> **Set problem**
Extract all of the data and reproduce it precisely.

[Stored records]

........

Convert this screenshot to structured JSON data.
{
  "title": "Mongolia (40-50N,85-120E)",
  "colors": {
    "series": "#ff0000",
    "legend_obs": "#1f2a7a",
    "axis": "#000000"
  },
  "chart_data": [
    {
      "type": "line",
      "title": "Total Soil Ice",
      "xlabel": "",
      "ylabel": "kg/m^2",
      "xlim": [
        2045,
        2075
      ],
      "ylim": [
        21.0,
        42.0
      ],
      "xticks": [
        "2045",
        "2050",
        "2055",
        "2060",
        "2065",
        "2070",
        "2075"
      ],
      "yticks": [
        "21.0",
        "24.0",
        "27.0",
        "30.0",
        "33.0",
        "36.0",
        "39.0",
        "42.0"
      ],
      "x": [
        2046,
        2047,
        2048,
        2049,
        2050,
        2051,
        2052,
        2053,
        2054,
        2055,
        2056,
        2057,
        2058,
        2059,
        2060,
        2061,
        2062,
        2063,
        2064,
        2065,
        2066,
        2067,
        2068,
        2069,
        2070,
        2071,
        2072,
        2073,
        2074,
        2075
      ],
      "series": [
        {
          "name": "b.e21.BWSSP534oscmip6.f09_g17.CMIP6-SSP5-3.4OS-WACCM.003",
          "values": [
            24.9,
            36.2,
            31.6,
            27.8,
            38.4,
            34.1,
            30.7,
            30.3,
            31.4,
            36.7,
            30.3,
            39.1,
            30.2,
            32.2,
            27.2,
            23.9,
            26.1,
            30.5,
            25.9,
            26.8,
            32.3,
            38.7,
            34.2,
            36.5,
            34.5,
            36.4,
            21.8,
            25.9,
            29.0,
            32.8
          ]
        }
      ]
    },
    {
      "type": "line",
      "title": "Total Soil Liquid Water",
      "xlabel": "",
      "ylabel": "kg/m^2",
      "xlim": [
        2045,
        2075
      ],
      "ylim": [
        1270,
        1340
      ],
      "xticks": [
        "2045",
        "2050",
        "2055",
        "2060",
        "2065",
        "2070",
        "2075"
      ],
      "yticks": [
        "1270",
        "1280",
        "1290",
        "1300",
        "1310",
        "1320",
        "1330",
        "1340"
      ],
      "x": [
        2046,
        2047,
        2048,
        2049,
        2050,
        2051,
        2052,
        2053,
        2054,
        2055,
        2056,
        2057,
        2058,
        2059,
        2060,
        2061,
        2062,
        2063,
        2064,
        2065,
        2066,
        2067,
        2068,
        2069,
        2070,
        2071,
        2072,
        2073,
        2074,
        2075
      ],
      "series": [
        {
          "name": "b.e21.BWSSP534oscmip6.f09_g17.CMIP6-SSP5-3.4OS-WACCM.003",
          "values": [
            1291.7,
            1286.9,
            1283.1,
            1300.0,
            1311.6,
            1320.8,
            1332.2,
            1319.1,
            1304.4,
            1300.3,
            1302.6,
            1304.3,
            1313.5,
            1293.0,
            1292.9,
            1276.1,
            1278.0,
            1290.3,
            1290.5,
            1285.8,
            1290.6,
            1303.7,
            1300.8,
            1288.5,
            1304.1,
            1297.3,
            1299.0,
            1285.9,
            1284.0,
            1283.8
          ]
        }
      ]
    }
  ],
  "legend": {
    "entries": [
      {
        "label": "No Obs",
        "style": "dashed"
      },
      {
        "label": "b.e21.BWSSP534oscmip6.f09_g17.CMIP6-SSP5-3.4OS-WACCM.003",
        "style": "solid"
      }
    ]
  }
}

........

> **Task answer**
Convert this screenshot to structured JSON data.
{
  "title": "Mongolia (40-50N,85-120E)",
  "colors": {
    "series": "#ff0000",
    "legend_obs": "#1f2a7a",
    "axis": "#000000"
  },
  "chart_data": [
    {
      "type": "line",
      "title": "Total Soil Ice",
      "xlabel": "",
      "ylabel": "kg/m^2",
      "xlim": [
        2045,
        2075
      ],
      "ylim": [
        21.0,
        42.0
      ],
      "xticks": [
        "2045",
        "2050",
        "2055",
        "2060",
        "2065",
        "2070",
        "2075"
      ],
      "yticks": [
        "21.0",
        "24.0",
        "27.0",
        "30.0",
        "33.0",
        "36.0",
        "39.0",
        "42.0"
      ],
      "x": [
        2046,
        2047,
        2048,
        2049,
        2050,
        2051,
        2052,
        2053,
        2054,
        2055,
        2056,
        2057,
        2058,
        2059,
        2060,
        2061,
        2062,
        2063,
        2064,
        2065,
        2066,
        2067,
        2068,
        2069,
        2070,
        2071,
        2072,
        2073,
        2074,
        2075
      ],
      "series": [
        {
          "name": "b.e21.BWSSP534oscmip6.f09_g17.CMIP6-SSP5-3.4OS-WACCM.003",
          "values": [
            24.9,
            36.2,
            31.6,
            27.8,
            38.4,
            34.1,
            30.7,
            30.3,
            31.4,
            36.7,
            30.3,
            39.1,
            30.2,
            32.2,
            27.2,
            23.9,
            26.1,
            30.5,
            25.9,
            26.8,
            32.3,
            38.7,
            34.2,
            36.5,
            34.5,
            36.4,
            21.8,
            25.9,
            29.0,
            32.8
          ]
        }
      ]
    },
    {
      "type": "line",
      "title": "Total Soil Liquid Water",
      "xlabel": "",
      "ylabel": "kg/m^2",
      "xlim": [
        2045,
        2075
      ],
      "ylim": [
        1270,
        1340
      ],
      "xticks": [
        "2045",
        "2050",
        "2055",
        "2060",
        "2065",
        "2070",
        "2075"
      ],
      "yticks": [
        "1270",
        "1280",
        "1290",
        "1300",
        "1310",
        "1320",
        "1330",
        "1340"
      ],
      "x": [
        2046,
        2047,
        2048,
        2049,
        2050,
        2051,
        2052,
        2053,
        2054,
        2055,
        2056,
        2057,
        2058,
        2059,
        2060,
        2061,
        2062,
        2063,
        2064,
        2065,
        2066,
        2067,
        2068,
        2069,
        2070,
        2071,
        2072,
        2073,
        2074,
        2075
      ],
      "series": [
        {
          "name": "b.e21.BWSSP534oscmip6.f09_g17.CMIP6-SSP5-3.4OS-WACCM.003",
          "values": [
            1291.7,
            1286.9,
            1283.1,
            1300.0,
            1311.6,
            1320.8,
            1332.2,
            1319.1,
            1304.4,
            1300.3,
            1302.6,
            1304.3,
            1313.5,
            1293.0,
            1292.9,
            1276.1,
            1278.0,
            1290.3,
            1290.5,
            1285.8,
            1290.6,
            1303.7,
            1300.8,
            1288.5,
            1304.1,
            1297.3,
            1299.0,
            1285.9,
            1284.0,
            1283.8
          ]
        }
      ]
    }
  ],
  "legend": {
    "entries": [
      {
        "label": "No Obs",
        "style": "dashed"
      },
      {
        "label": "b.e21.BWSSP534oscmip6.f09_g17.CMIP6-SSP5-3.4OS-WACCM.003",
        "style": "solid"
      }
    ]
  }
}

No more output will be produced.